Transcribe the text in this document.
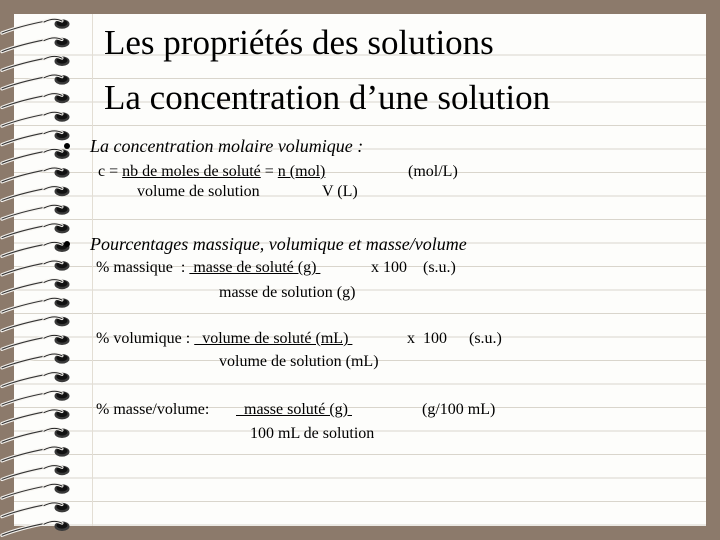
Les propriétés des solutions
La concentration d’une solution
La concentration molaire volumique :
c = nb de moles de soluté = n (mol)	(mol/L)
volume de solution	V (L)
Pourcentages massique, volumique et masse/volume
% massique  :  masse de soluté (g)	x 100 (s.u.)
masse de solution (g)
% volumique :   volume de soluté (mL)	x  100 (s.u.)
volume de solution (mL)
% masse/volume: masse soluté (g)	(g/100 mL)
100 mL de solution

━━━━━━━━━━

• _REQUIREMENTS_: Pictures excluded, quote all the data above exactly.

• _SOLUTION TO THIS PROBLEM_:
Transcribe the text in this document.
Les propriétés des solutions
La concentration d’une solution
La concentration molaire volumique :
c = nb de moles de soluté = n (mol)	(mol/L)
volume de solution	V (L)
Pourcentages massique, volumique et masse/volume
% massique  :  masse de soluté (g)	x 100 (s.u.)
masse de solution (g)
% volumique :   volume de soluté (mL)	x  100 (s.u.)
volume de solution (mL)
% masse/volume: masse soluté (g)	(g/100 mL)
100 mL de solution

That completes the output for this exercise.